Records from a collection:
........

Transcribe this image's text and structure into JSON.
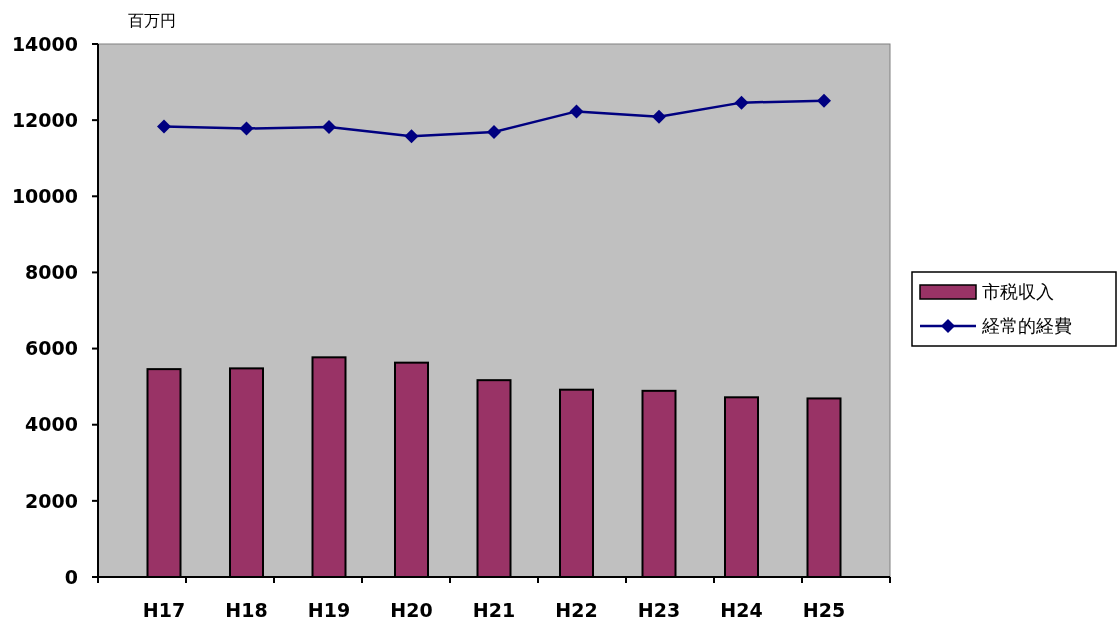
{
  "chart_data": {
    "type": "bar",
    "ylabel": "百万円",
    "categories": [
      "H17",
      "H18",
      "H19",
      "H20",
      "H21",
      "H22",
      "H23",
      "H24",
      "H25"
    ],
    "series": [
      {
        "name": "市税収入",
        "color": "#993366",
        "values": [
          5460,
          5480,
          5770,
          5630,
          5170,
          4920,
          4890,
          4720,
          4690
        ]
      },
      {
        "name": "経常的経費",
        "type": "line",
        "color": "#000080",
        "values": [
          11830,
          11780,
          11820,
          11580,
          11690,
          12230,
          12090,
          12460,
          12510
        ]
      }
    ],
    "ylim": [
      0,
      14000
    ],
    "yticks": [
      0,
      2000,
      4000,
      6000,
      8000,
      10000,
      12000,
      14000
    ],
    "grid": false,
    "legend": "right",
    "marker": "diamond"
  }
}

........

◆ **Stated exercise**: Write out the data precisely as given, excluding the pictures.

◆ **Exercise answer**:
Transcribe this image's text and structure into JSON.
{
  "chart_data": {
    "type": "bar",
    "ylabel": "百万円",
    "categories": [
      "H17",
      "H18",
      "H19",
      "H20",
      "H21",
      "H22",
      "H23",
      "H24",
      "H25"
    ],
    "series": [
      {
        "name": "市税収入",
        "color": "#993366",
        "values": [
          5460,
          5480,
          5770,
          5630,
          5170,
          4920,
          4890,
          4720,
          4690
        ]
      },
      {
        "name": "経常的経費",
        "type": "line",
        "color": "#000080",
        "values": [
          11830,
          11780,
          11820,
          11580,
          11690,
          12230,
          12090,
          12460,
          12510
        ]
      }
    ],
    "ylim": [
      0,
      14000
    ],
    "yticks": [
      0,
      2000,
      4000,
      6000,
      8000,
      10000,
      12000,
      14000
    ],
    "grid": false,
    "legend": "right",
    "marker": "diamond"
  }
}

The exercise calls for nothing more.